TASK TO CARRY OUT: Repeat, exactly and in full, the lines of the listing below, but without any pictures.

══════════

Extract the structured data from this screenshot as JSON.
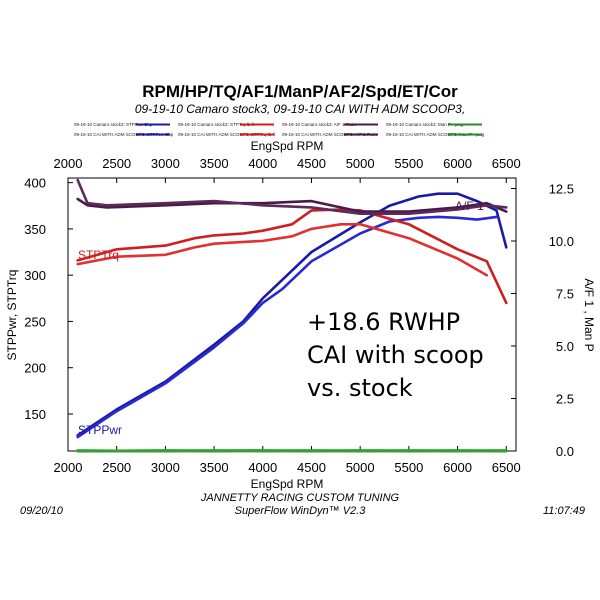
{
  "chart_data": {
    "type": "line",
    "title": "RPM/HP/TQ/AF1/ManP/AF2/Spd/ET/Cor",
    "subtitle": "09-19-10 Camaro stock3, 09-19-10 CAI WITH ADM SCOOP3,",
    "xlabel": "EngSpd  RPM",
    "ylabel": "STPPwr, STPTrq",
    "y2label": "A/F 1 , Man P",
    "xlim": [
      2000,
      6600
    ],
    "ylim": [
      110,
      405
    ],
    "y2lim": [
      0,
      13
    ],
    "x_ticks": [
      "2000",
      "2500",
      "3000",
      "3500",
      "4000",
      "4500",
      "5000",
      "5500",
      "6000",
      "6500"
    ],
    "y_ticks": [
      "150",
      "200",
      "250",
      "300",
      "350",
      "400"
    ],
    "y2_ticks": [
      "0.0",
      "2.5",
      "5.0",
      "7.5",
      "10.0",
      "12.5"
    ],
    "legend": [
      {
        "text": "09-19-10 Camaro stock3: STPPwr-Chp",
        "color": "#1a1aa8"
      },
      {
        "text": "09-19-10 CAI WITH ADM SCOOP3: STPPwr-Chp",
        "color": "#1a1aa8"
      },
      {
        "text": "09-19-10 Camaro stock3: STPTrq-lb-ft",
        "color": "#cc2020"
      },
      {
        "text": "09-19-10 CAI WITH ADM SCOOP3: STPTrq-lb-ft",
        "color": "#cc2020"
      },
      {
        "text": "09-19-10 Camaro stock3: A/F 1-Ratio",
        "color": "#4a1a4a"
      },
      {
        "text": "09-19-10 CAI WITH ADM SCOOP3: A/F 1-Ratio",
        "color": "#4a1a4a"
      },
      {
        "text": "09-19-10 Camaro stock3: Man P - psig",
        "color": "#2a8a2a"
      },
      {
        "text": "09-19-10 CAI WITH ADM SCOOP3: Man P - psig",
        "color": "#2a8a2a"
      }
    ],
    "curve_labels": {
      "power": "STPPwr",
      "torque": "STPTrq",
      "af": "A/F 1"
    },
    "series": [
      {
        "axis": "left",
        "color": "#1a1aa8",
        "x": [
          2100,
          2500,
          3000,
          3500,
          3800,
          4000,
          4200,
          4500,
          5000,
          5300,
          5600,
          5800,
          6000,
          6200,
          6400,
          6500
        ],
        "y": [
          127,
          155,
          185,
          225,
          250,
          275,
          295,
          325,
          357,
          375,
          385,
          388,
          388,
          380,
          370,
          330
        ]
      },
      {
        "axis": "left",
        "color": "#2a2ad0",
        "x": [
          2100,
          2500,
          3000,
          3500,
          3800,
          4000,
          4200,
          4500,
          5000,
          5300,
          5600,
          5800,
          6000,
          6200,
          6400
        ],
        "y": [
          125,
          153,
          183,
          222,
          248,
          270,
          285,
          315,
          345,
          358,
          362,
          363,
          362,
          360,
          363
        ]
      },
      {
        "axis": "left",
        "color": "#cc2020",
        "x": [
          2100,
          2500,
          3000,
          3300,
          3500,
          3800,
          4000,
          4300,
          4500,
          4800,
          5000,
          5500,
          6000,
          6300,
          6500
        ],
        "y": [
          316,
          328,
          332,
          340,
          343,
          345,
          348,
          355,
          370,
          371,
          370,
          355,
          328,
          315,
          270
        ]
      },
      {
        "axis": "left",
        "color": "#e03030",
        "x": [
          2100,
          2500,
          3000,
          3300,
          3500,
          3800,
          4000,
          4300,
          4500,
          4800,
          5000,
          5500,
          6000,
          6300
        ],
        "y": [
          312,
          320,
          322,
          330,
          334,
          336,
          337,
          342,
          350,
          355,
          355,
          340,
          318,
          300
        ]
      },
      {
        "axis": "right",
        "color": "#4a1a4a",
        "x": [
          2100,
          2200,
          2400,
          3000,
          3500,
          4000,
          4500,
          5000,
          5500,
          6000,
          6300,
          6500
        ],
        "y": [
          12.0,
          11.7,
          11.6,
          11.7,
          11.8,
          11.8,
          11.9,
          11.4,
          11.4,
          11.6,
          11.8,
          11.4
        ]
      },
      {
        "axis": "right",
        "color": "#5a2a5a",
        "x": [
          2100,
          2200,
          2400,
          3000,
          3500,
          4000,
          4500,
          5000,
          5500,
          6000,
          6300,
          6500
        ],
        "y": [
          12.9,
          11.8,
          11.7,
          11.8,
          11.9,
          11.7,
          11.6,
          11.3,
          11.3,
          11.5,
          11.7,
          11.6
        ]
      },
      {
        "axis": "right",
        "color": "#2a8a2a",
        "x": [
          2100,
          2500,
          3000,
          3500,
          4000,
          4500,
          5000,
          5500,
          6000,
          6500
        ],
        "y": [
          0.0,
          0.0,
          0.02,
          0.0,
          0.02,
          0.0,
          0.02,
          0.0,
          0.02,
          0.0
        ]
      },
      {
        "axis": "right",
        "color": "#33a033",
        "x": [
          2100,
          2500,
          3000,
          3500,
          4000,
          4500,
          5000,
          5500,
          6000,
          6500
        ],
        "y": [
          0.02,
          0.0,
          0.0,
          0.02,
          0.0,
          0.02,
          0.0,
          0.02,
          0.0,
          0.02
        ]
      }
    ]
  },
  "annotation": [
    "+18.6 RWHP",
    "CAI with scoop",
    "vs. stock"
  ],
  "footer": {
    "date": "09/20/10",
    "company": "JANNETTY RACING CUSTOM TUNING",
    "software": "SuperFlow WinDyn™ V2.3",
    "time": "11:07:49"
  }
}
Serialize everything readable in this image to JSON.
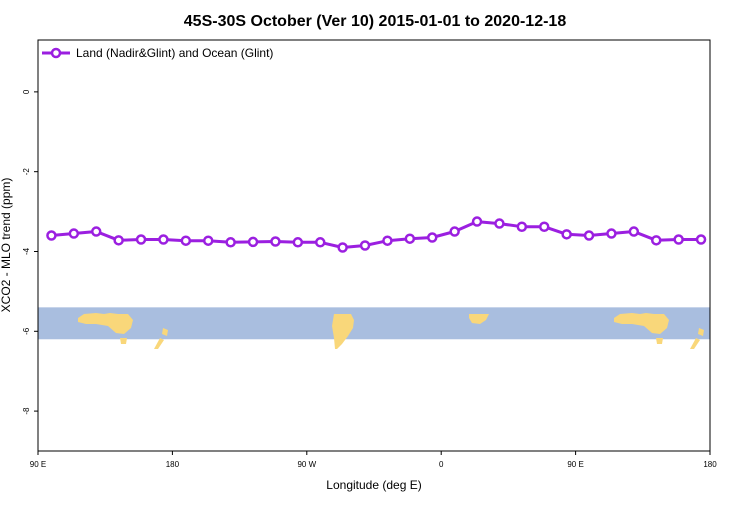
{
  "chart_data": {
    "type": "line",
    "title": "45S-30S October (Ver 10)   2015-01-01 to 2020-12-18",
    "xlabel": "Longitude (deg E)",
    "ylabel": "XCO2 - MLO trend (ppm)",
    "xlim": [
      90,
      540
    ],
    "ylim": [
      -9.0,
      1.3
    ],
    "x_ticks": [
      {
        "value": 90,
        "label": "90 E"
      },
      {
        "value": 180,
        "label": "180"
      },
      {
        "value": 270,
        "label": "90 W"
      },
      {
        "value": 360,
        "label": "0"
      },
      {
        "value": 450,
        "label": "90 E"
      },
      {
        "value": 540,
        "label": "180"
      }
    ],
    "y_ticks": [
      {
        "value": 0,
        "label": "0"
      },
      {
        "value": -2,
        "label": "-2"
      },
      {
        "value": -4,
        "label": "-4"
      },
      {
        "value": -6,
        "label": "-6"
      },
      {
        "value": -8,
        "label": "-8"
      }
    ],
    "legend": {
      "position": "top-left"
    },
    "grid": false,
    "map_band": {
      "y_range": [
        -5.4,
        -6.2
      ],
      "ocean_color": "#A9BEDF",
      "land_color": "#F9D77A"
    },
    "series": [
      {
        "name": "Land (Nadir&Glint) and Ocean (Glint)",
        "color": "#9B1FE0",
        "x": [
          99,
          114,
          129,
          144,
          159,
          174,
          189,
          204,
          219,
          234,
          249,
          264,
          279,
          294,
          309,
          324,
          339,
          354,
          369,
          384,
          399,
          414,
          429,
          444,
          459,
          474,
          489,
          504,
          519,
          534
        ],
        "y": [
          -3.6,
          -3.55,
          -3.5,
          -3.72,
          -3.7,
          -3.7,
          -3.73,
          -3.73,
          -3.77,
          -3.76,
          -3.75,
          -3.77,
          -3.77,
          -3.9,
          -3.85,
          -3.73,
          -3.68,
          -3.65,
          -3.5,
          -3.25,
          -3.3,
          -3.38,
          -3.38,
          -3.57,
          -3.6,
          -3.55,
          -3.5,
          -3.72,
          -3.7,
          -3.7
        ]
      }
    ]
  }
}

══════════

SOLUTION FOR THIS TASK:
Extract the structured data from this screenshot as JSON.
{
  "chart_data": {
    "type": "line",
    "title": "RPM/HP/TQ/AF1/ManP/AF2/Spd/ET/Cor",
    "subtitle": "09-19-10 Camaro stock3, 09-19-10 CAI WITH ADM SCOOP3,",
    "xlabel": "EngSpd  RPM",
    "ylabel": "STPPwr, STPTrq",
    "y2label": "A/F 1 , Man P",
    "xlim": [
      2000,
      6600
    ],
    "ylim": [
      110,
      405
    ],
    "y2lim": [
      0,
      13
    ],
    "x_ticks": [
      "2000",
      "2500",
      "3000",
      "3500",
      "4000",
      "4500",
      "5000",
      "5500",
      "6000",
      "6500"
    ],
    "y_ticks": [
      "150",
      "200",
      "250",
      "300",
      "350",
      "400"
    ],
    "y2_ticks": [
      "0.0",
      "2.5",
      "5.0",
      "7.5",
      "10.0",
      "12.5"
    ],
    "legend": [
      {
        "text": "09-19-10 Camaro stock3: STPPwr-Chp",
        "color": "#1a1aa8"
      },
      {
        "text": "09-19-10 CAI WITH ADM SCOOP3: STPPwr-Chp",
        "color": "#1a1aa8"
      },
      {
        "text": "09-19-10 Camaro stock3: STPTrq-lb-ft",
        "color": "#cc2020"
      },
      {
        "text": "09-19-10 CAI WITH ADM SCOOP3: STPTrq-lb-ft",
        "color": "#cc2020"
      },
      {
        "text": "09-19-10 Camaro stock3: A/F 1-Ratio",
        "color": "#4a1a4a"
      },
      {
        "text": "09-19-10 CAI WITH ADM SCOOP3: A/F 1-Ratio",
        "color": "#4a1a4a"
      },
      {
        "text": "09-19-10 Camaro stock3: Man P - psig",
        "color": "#2a8a2a"
      },
      {
        "text": "09-19-10 CAI WITH ADM SCOOP3: Man P - psig",
        "color": "#2a8a2a"
      }
    ],
    "curve_labels": {
      "power": "STPPwr",
      "torque": "STPTrq",
      "af": "A/F 1"
    },
    "series": [
      {
        "axis": "left",
        "color": "#1a1aa8",
        "x": [
          2100,
          2500,
          3000,
          3500,
          3800,
          4000,
          4200,
          4500,
          5000,
          5300,
          5600,
          5800,
          6000,
          6200,
          6400,
          6500
        ],
        "y": [
          127,
          155,
          185,
          225,
          250,
          275,
          295,
          325,
          357,
          375,
          385,
          388,
          388,
          380,
          370,
          330
        ]
      },
      {
        "axis": "left",
        "color": "#2a2ad0",
        "x": [
          2100,
          2500,
          3000,
          3500,
          3800,
          4000,
          4200,
          4500,
          5000,
          5300,
          5600,
          5800,
          6000,
          6200,
          6400
        ],
        "y": [
          125,
          153,
          183,
          222,
          248,
          270,
          285,
          315,
          345,
          358,
          362,
          363,
          362,
          360,
          363
        ]
      },
      {
        "axis": "left",
        "color": "#cc2020",
        "x": [
          2100,
          2500,
          3000,
          3300,
          3500,
          3800,
          4000,
          4300,
          4500,
          4800,
          5000,
          5500,
          6000,
          6300,
          6500
        ],
        "y": [
          316,
          328,
          332,
          340,
          343,
          345,
          348,
          355,
          370,
          371,
          370,
          355,
          328,
          315,
          270
        ]
      },
      {
        "axis": "left",
        "color": "#e03030",
        "x": [
          2100,
          2500,
          3000,
          3300,
          3500,
          3800,
          4000,
          4300,
          4500,
          4800,
          5000,
          5500,
          6000,
          6300
        ],
        "y": [
          312,
          320,
          322,
          330,
          334,
          336,
          337,
          342,
          350,
          355,
          355,
          340,
          318,
          300
        ]
      },
      {
        "axis": "right",
        "color": "#4a1a4a",
        "x": [
          2100,
          2200,
          2400,
          3000,
          3500,
          4000,
          4500,
          5000,
          5500,
          6000,
          6300,
          6500
        ],
        "y": [
          12.0,
          11.7,
          11.6,
          11.7,
          11.8,
          11.8,
          11.9,
          11.4,
          11.4,
          11.6,
          11.8,
          11.4
        ]
      },
      {
        "axis": "right",
        "color": "#5a2a5a",
        "x": [
          2100,
          2200,
          2400,
          3000,
          3500,
          4000,
          4500,
          5000,
          5500,
          6000,
          6300,
          6500
        ],
        "y": [
          12.9,
          11.8,
          11.7,
          11.8,
          11.9,
          11.7,
          11.6,
          11.3,
          11.3,
          11.5,
          11.7,
          11.6
        ]
      },
      {
        "axis": "right",
        "color": "#2a8a2a",
        "x": [
          2100,
          2500,
          3000,
          3500,
          4000,
          4500,
          5000,
          5500,
          6000,
          6500
        ],
        "y": [
          0.0,
          0.0,
          0.02,
          0.0,
          0.02,
          0.0,
          0.02,
          0.0,
          0.02,
          0.0
        ]
      },
      {
        "axis": "right",
        "color": "#33a033",
        "x": [
          2100,
          2500,
          3000,
          3500,
          4000,
          4500,
          5000,
          5500,
          6000,
          6500
        ],
        "y": [
          0.02,
          0.0,
          0.0,
          0.02,
          0.0,
          0.02,
          0.0,
          0.02,
          0.0,
          0.02
        ]
      }
    ]
  },
  "annotation": [
    "+18.6 RWHP",
    "CAI with scoop",
    "vs. stock"
  ],
  "footer": {
    "date": "09/20/10",
    "company": "JANNETTY RACING CUSTOM TUNING",
    "software": "SuperFlow WinDyn™ V2.3",
    "time": "11:07:49"
  }
}
Serialize everything readable in this image to JSON.
{
  "chart_data": {
    "type": "line",
    "title": "45S-30S October (Ver 10)   2015-01-01 to 2020-12-18",
    "xlabel": "Longitude (deg E)",
    "ylabel": "XCO2 - MLO trend (ppm)",
    "xlim": [
      90,
      540
    ],
    "ylim": [
      -9.0,
      1.3
    ],
    "x_ticks": [
      {
        "value": 90,
        "label": "90 E"
      },
      {
        "value": 180,
        "label": "180"
      },
      {
        "value": 270,
        "label": "90 W"
      },
      {
        "value": 360,
        "label": "0"
      },
      {
        "value": 450,
        "label": "90 E"
      },
      {
        "value": 540,
        "label": "180"
      }
    ],
    "y_ticks": [
      {
        "value": 0,
        "label": "0"
      },
      {
        "value": -2,
        "label": "-2"
      },
      {
        "value": -4,
        "label": "-4"
      },
      {
        "value": -6,
        "label": "-6"
      },
      {
        "value": -8,
        "label": "-8"
      }
    ],
    "legend": {
      "position": "top-left"
    },
    "grid": false,
    "map_band": {
      "y_range": [
        -5.4,
        -6.2
      ],
      "ocean_color": "#A9BEDF",
      "land_color": "#F9D77A"
    },
    "series": [
      {
        "name": "Land (Nadir&Glint) and Ocean (Glint)",
        "color": "#9B1FE0",
        "x": [
          99,
          114,
          129,
          144,
          159,
          174,
          189,
          204,
          219,
          234,
          249,
          264,
          279,
          294,
          309,
          324,
          339,
          354,
          369,
          384,
          399,
          414,
          429,
          444,
          459,
          474,
          489,
          504,
          519,
          534
        ],
        "y": [
          -3.6,
          -3.55,
          -3.5,
          -3.72,
          -3.7,
          -3.7,
          -3.73,
          -3.73,
          -3.77,
          -3.76,
          -3.75,
          -3.77,
          -3.77,
          -3.9,
          -3.85,
          -3.73,
          -3.68,
          -3.65,
          -3.5,
          -3.25,
          -3.3,
          -3.38,
          -3.38,
          -3.57,
          -3.6,
          -3.55,
          -3.5,
          -3.72,
          -3.7,
          -3.7
        ]
      }
    ]
  }
}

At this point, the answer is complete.